<<<<

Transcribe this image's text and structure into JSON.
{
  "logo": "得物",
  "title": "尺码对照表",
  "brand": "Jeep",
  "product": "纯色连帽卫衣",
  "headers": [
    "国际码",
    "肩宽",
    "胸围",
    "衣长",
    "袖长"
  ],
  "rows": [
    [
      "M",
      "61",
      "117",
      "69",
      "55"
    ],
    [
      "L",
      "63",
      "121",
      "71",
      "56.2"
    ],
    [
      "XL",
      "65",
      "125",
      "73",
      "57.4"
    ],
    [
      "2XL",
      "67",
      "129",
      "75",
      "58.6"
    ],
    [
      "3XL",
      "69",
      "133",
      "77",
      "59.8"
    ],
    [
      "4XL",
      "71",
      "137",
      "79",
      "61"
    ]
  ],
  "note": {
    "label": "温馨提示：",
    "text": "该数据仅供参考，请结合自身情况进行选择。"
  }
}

>>>>

Go through the entries and repeat each one exactly.

• **RESPONSE**:
Transcribe this image's text and structure into JSON.
{
  "logo": "得物",
  "title": "尺码对照表",
  "brand": "Jeep",
  "product": "纯色连帽卫衣",
  "headers": [
    "国际码",
    "肩宽",
    "胸围",
    "衣长",
    "袖长"
  ],
  "rows": [
    [
      "M",
      "61",
      "117",
      "69",
      "55"
    ],
    [
      "L",
      "63",
      "121",
      "71",
      "56.2"
    ],
    [
      "XL",
      "65",
      "125",
      "73",
      "57.4"
    ],
    [
      "2XL",
      "67",
      "129",
      "75",
      "58.6"
    ],
    [
      "3XL",
      "69",
      "133",
      "77",
      "59.8"
    ],
    [
      "4XL",
      "71",
      "137",
      "79",
      "61"
    ]
  ],
  "note": {
    "label": "温馨提示：",
    "text": "该数据仅供参考，请结合自身情况进行选择。"
  }
}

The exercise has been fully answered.